(Short exercise): Write the records out again, precisely as they stand.

(Records supplied):
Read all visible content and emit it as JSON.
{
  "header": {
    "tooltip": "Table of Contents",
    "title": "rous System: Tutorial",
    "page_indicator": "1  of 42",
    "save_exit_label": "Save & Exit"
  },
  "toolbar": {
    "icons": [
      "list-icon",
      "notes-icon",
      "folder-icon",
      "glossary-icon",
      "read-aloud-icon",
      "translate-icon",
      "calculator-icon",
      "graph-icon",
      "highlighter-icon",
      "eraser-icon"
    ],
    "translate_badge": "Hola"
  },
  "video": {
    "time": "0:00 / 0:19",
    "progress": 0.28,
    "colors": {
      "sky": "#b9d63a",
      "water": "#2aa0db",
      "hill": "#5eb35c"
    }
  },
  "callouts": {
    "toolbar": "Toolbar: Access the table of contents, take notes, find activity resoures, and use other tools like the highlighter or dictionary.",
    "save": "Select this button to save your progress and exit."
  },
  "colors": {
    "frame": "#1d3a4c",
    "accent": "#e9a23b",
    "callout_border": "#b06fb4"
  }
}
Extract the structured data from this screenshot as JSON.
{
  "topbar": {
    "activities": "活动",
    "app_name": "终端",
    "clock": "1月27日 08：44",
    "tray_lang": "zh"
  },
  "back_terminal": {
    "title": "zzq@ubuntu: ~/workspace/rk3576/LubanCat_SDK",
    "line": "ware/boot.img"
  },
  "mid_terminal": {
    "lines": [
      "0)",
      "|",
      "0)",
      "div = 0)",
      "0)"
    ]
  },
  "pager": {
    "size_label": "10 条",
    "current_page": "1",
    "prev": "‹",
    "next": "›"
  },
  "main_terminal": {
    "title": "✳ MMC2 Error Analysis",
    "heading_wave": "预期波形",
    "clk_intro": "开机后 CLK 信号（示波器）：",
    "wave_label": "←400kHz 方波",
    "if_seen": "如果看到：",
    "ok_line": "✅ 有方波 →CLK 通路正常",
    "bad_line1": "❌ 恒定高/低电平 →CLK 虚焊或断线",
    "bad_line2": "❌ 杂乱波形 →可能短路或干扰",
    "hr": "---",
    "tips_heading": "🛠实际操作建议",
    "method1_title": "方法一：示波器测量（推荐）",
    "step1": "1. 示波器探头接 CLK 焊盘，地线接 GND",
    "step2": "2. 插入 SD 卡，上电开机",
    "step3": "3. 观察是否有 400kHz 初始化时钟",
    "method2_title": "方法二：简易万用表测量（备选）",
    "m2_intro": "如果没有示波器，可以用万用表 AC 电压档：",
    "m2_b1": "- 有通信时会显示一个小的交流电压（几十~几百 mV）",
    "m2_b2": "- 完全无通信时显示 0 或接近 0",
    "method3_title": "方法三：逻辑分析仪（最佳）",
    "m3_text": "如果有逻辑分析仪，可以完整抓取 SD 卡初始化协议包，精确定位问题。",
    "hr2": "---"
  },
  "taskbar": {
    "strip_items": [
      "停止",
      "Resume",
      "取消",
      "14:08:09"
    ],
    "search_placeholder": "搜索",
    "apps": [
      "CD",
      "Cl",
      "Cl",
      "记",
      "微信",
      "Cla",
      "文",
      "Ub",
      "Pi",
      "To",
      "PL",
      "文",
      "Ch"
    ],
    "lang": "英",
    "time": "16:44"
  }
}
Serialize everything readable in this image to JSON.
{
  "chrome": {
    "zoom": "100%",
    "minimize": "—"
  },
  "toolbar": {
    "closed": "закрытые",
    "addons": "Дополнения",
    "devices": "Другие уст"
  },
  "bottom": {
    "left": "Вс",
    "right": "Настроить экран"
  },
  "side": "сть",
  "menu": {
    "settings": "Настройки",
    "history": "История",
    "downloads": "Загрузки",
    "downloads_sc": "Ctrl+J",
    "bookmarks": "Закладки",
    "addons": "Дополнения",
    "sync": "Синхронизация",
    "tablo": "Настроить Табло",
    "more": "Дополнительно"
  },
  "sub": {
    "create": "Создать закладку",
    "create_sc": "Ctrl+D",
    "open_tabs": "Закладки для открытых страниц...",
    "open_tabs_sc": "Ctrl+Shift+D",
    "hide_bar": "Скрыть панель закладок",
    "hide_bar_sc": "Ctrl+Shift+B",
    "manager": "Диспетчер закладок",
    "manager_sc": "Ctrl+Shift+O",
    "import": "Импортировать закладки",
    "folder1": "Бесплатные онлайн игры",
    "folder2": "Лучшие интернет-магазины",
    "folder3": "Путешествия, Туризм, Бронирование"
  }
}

(Written solution):
Read all visible content and emit it as JSON.
{
  "header": {
    "tooltip": "Table of Contents",
    "title": "rous System: Tutorial",
    "page_indicator": "1  of 42",
    "save_exit_label": "Save & Exit"
  },
  "toolbar": {
    "icons": [
      "list-icon",
      "notes-icon",
      "folder-icon",
      "glossary-icon",
      "read-aloud-icon",
      "translate-icon",
      "calculator-icon",
      "graph-icon",
      "highlighter-icon",
      "eraser-icon"
    ],
    "translate_badge": "Hola"
  },
  "video": {
    "time": "0:00 / 0:19",
    "progress": 0.28,
    "colors": {
      "sky": "#b9d63a",
      "water": "#2aa0db",
      "hill": "#5eb35c"
    }
  },
  "callouts": {
    "toolbar": "Toolbar: Access the table of contents, take notes, find activity resoures, and use other tools like the highlighter or dictionary.",
    "save": "Select this button to save your progress and exit."
  },
  "colors": {
    "frame": "#1d3a4c",
    "accent": "#e9a23b",
    "callout_border": "#b06fb4"
  }
}
Extract the structured data from this screenshot as JSON.
{
  "topbar": {
    "activities": "活动",
    "app_name": "终端",
    "clock": "1月27日 08：44",
    "tray_lang": "zh"
  },
  "back_terminal": {
    "title": "zzq@ubuntu: ~/workspace/rk3576/LubanCat_SDK",
    "line": "ware/boot.img"
  },
  "mid_terminal": {
    "lines": [
      "0)",
      "|",
      "0)",
      "div = 0)",
      "0)"
    ]
  },
  "pager": {
    "size_label": "10 条",
    "current_page": "1",
    "prev": "‹",
    "next": "›"
  },
  "main_terminal": {
    "title": "✳ MMC2 Error Analysis",
    "heading_wave": "预期波形",
    "clk_intro": "开机后 CLK 信号（示波器）：",
    "wave_label": "←400kHz 方波",
    "if_seen": "如果看到：",
    "ok_line": "✅ 有方波 →CLK 通路正常",
    "bad_line1": "❌ 恒定高/低电平 →CLK 虚焊或断线",
    "bad_line2": "❌ 杂乱波形 →可能短路或干扰",
    "hr": "---",
    "tips_heading": "🛠实际操作建议",
    "method1_title": "方法一：示波器测量（推荐）",
    "step1": "1. 示波器探头接 CLK 焊盘，地线接 GND",
    "step2": "2. 插入 SD 卡，上电开机",
    "step3": "3. 观察是否有 400kHz 初始化时钟",
    "method2_title": "方法二：简易万用表测量（备选）",
    "m2_intro": "如果没有示波器，可以用万用表 AC 电压档：",
    "m2_b1": "- 有通信时会显示一个小的交流电压（几十~几百 mV）",
    "m2_b2": "- 完全无通信时显示 0 或接近 0",
    "method3_title": "方法三：逻辑分析仪（最佳）",
    "m3_text": "如果有逻辑分析仪，可以完整抓取 SD 卡初始化协议包，精确定位问题。",
    "hr2": "---"
  },
  "taskbar": {
    "strip_items": [
      "停止",
      "Resume",
      "取消",
      "14:08:09"
    ],
    "search_placeholder": "搜索",
    "apps": [
      "CD",
      "Cl",
      "Cl",
      "记",
      "微信",
      "Cla",
      "文",
      "Ub",
      "Pi",
      "To",
      "PL",
      "文",
      "Ch"
    ],
    "lang": "英",
    "time": "16:44"
  }
}
Serialize everything readable in this image to JSON.
{
  "chrome": {
    "zoom": "100%",
    "minimize": "—"
  },
  "toolbar": {
    "closed": "закрытые",
    "addons": "Дополнения",
    "devices": "Другие уст"
  },
  "bottom": {
    "left": "Вс",
    "right": "Настроить экран"
  },
  "side": "сть",
  "menu": {
    "settings": "Настройки",
    "history": "История",
    "downloads": "Загрузки",
    "downloads_sc": "Ctrl+J",
    "bookmarks": "Закладки",
    "addons": "Дополнения",
    "sync": "Синхронизация",
    "tablo": "Настроить Табло",
    "more": "Дополнительно"
  },
  "sub": {
    "create": "Создать закладку",
    "create_sc": "Ctrl+D",
    "open_tabs": "Закладки для открытых страниц...",
    "open_tabs_sc": "Ctrl+Shift+D",
    "hide_bar": "Скрыть панель закладок",
    "hide_bar_sc": "Ctrl+Shift+B",
    "manager": "Диспетчер закладок",
    "manager_sc": "Ctrl+Shift+O",
    "import": "Импортировать закладки",
    "folder1": "Бесплатные онлайн игры",
    "folder2": "Лучшие интернет-магазины",
    "folder3": "Путешествия, Туризм, Бронирование"
  }
}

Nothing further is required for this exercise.